* START *
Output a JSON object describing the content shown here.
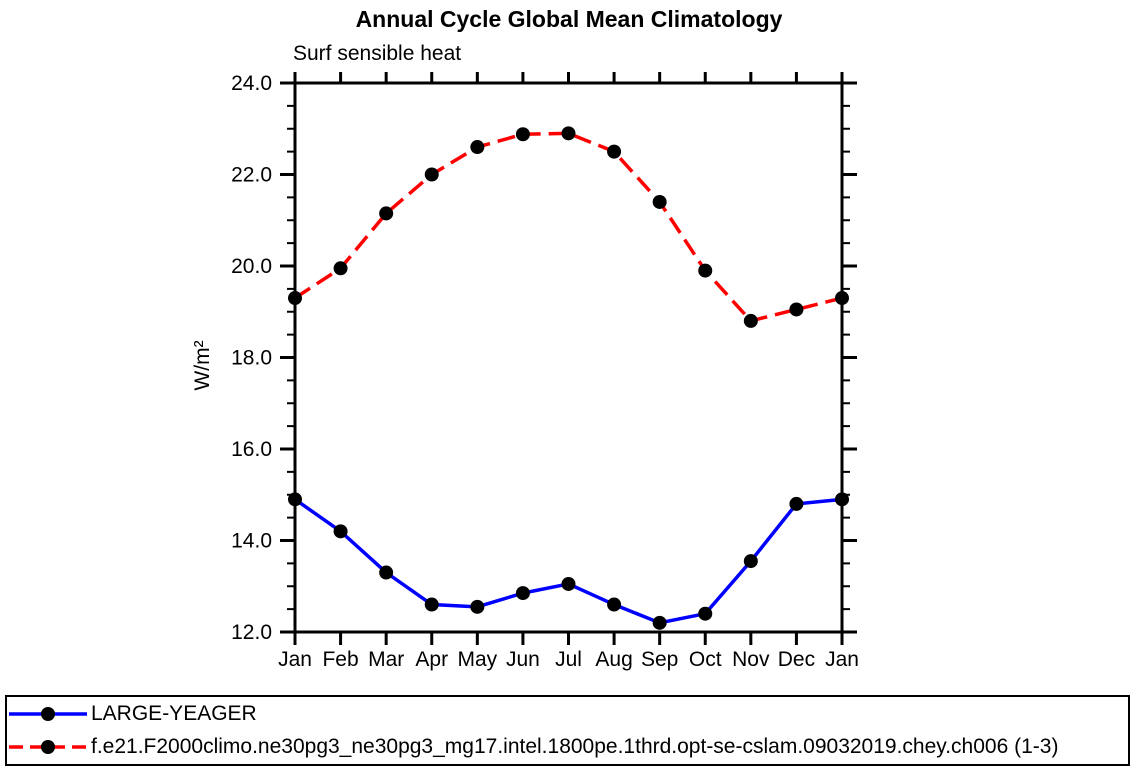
{
  "chart_data": {
    "type": "line",
    "title": "Annual Cycle Global Mean Climatology",
    "subtitle": "Surf sensible heat",
    "ylabel": "W/m²",
    "x_categories": [
      "Jan",
      "Feb",
      "Mar",
      "Apr",
      "May",
      "Jun",
      "Jul",
      "Aug",
      "Sep",
      "Oct",
      "Nov",
      "Dec",
      "Jan"
    ],
    "ylim": [
      12.0,
      24.0
    ],
    "ytick_major_step": 2.0,
    "ytick_minor_step": 0.5,
    "ytick_labels": [
      "12.0",
      "14.0",
      "16.0",
      "18.0",
      "20.0",
      "22.0",
      "24.0"
    ],
    "grid": false,
    "legend_position": "bottom",
    "frame_color": "#000000",
    "background_color": "#ffffff",
    "series": [
      {
        "name": "LARGE-YEAGER",
        "line_color": "#0000ff",
        "line_style": "solid",
        "marker": "filled-circle",
        "marker_color": "#000000",
        "values": [
          14.9,
          14.2,
          13.3,
          12.6,
          12.55,
          12.85,
          13.05,
          12.6,
          12.2,
          12.4,
          13.55,
          14.8,
          14.9
        ]
      },
      {
        "name": "f.e21.F2000climo.ne30pg3_ne30pg3_mg17.intel.1800pe.1thrd.opt-se-cslam.09032019.chey.ch006 (1-3)",
        "line_color": "#ff0000",
        "line_style": "dashed",
        "marker": "filled-circle",
        "marker_color": "#000000",
        "values": [
          19.3,
          19.95,
          21.15,
          22.0,
          22.6,
          22.88,
          22.9,
          22.5,
          21.4,
          19.9,
          18.8,
          19.05,
          19.3
        ]
      }
    ]
  }
}
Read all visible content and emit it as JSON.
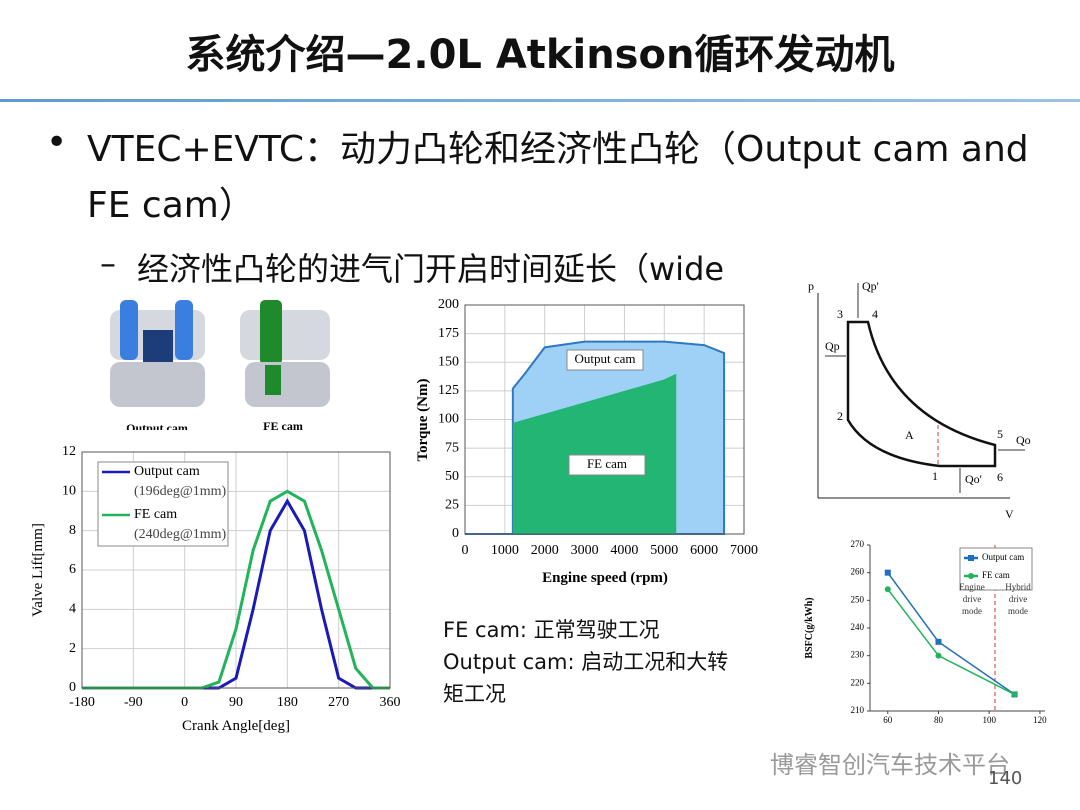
* END *
**What to work on:**
Return all the entries word for word, but omit any pictures they contain.

**Solved problem:**
Output a JSON object describing the content shown here.
{
  "chart_data": {
    "type": "line",
    "title": "Annual Cycle Global Mean Climatology",
    "subtitle": "Surf sensible heat",
    "ylabel": "W/m²",
    "x_categories": [
      "Jan",
      "Feb",
      "Mar",
      "Apr",
      "May",
      "Jun",
      "Jul",
      "Aug",
      "Sep",
      "Oct",
      "Nov",
      "Dec",
      "Jan"
    ],
    "ylim": [
      12.0,
      24.0
    ],
    "ytick_major_step": 2.0,
    "ytick_minor_step": 0.5,
    "ytick_labels": [
      "12.0",
      "14.0",
      "16.0",
      "18.0",
      "20.0",
      "22.0",
      "24.0"
    ],
    "grid": false,
    "legend_position": "bottom",
    "frame_color": "#000000",
    "background_color": "#ffffff",
    "series": [
      {
        "name": "LARGE-YEAGER",
        "line_color": "#0000ff",
        "line_style": "solid",
        "marker": "filled-circle",
        "marker_color": "#000000",
        "values": [
          14.9,
          14.2,
          13.3,
          12.6,
          12.55,
          12.85,
          13.05,
          12.6,
          12.2,
          12.4,
          13.55,
          14.8,
          14.9
        ]
      },
      {
        "name": "f.e21.F2000climo.ne30pg3_ne30pg3_mg17.intel.1800pe.1thrd.opt-se-cslam.09032019.chey.ch006 (1-3)",
        "line_color": "#ff0000",
        "line_style": "dashed",
        "marker": "filled-circle",
        "marker_color": "#000000",
        "values": [
          19.3,
          19.95,
          21.15,
          22.0,
          22.6,
          22.88,
          22.9,
          22.5,
          21.4,
          19.9,
          18.8,
          19.05,
          19.3
        ]
      }
    ]
  }
}
Read all visible content and emit it as JSON.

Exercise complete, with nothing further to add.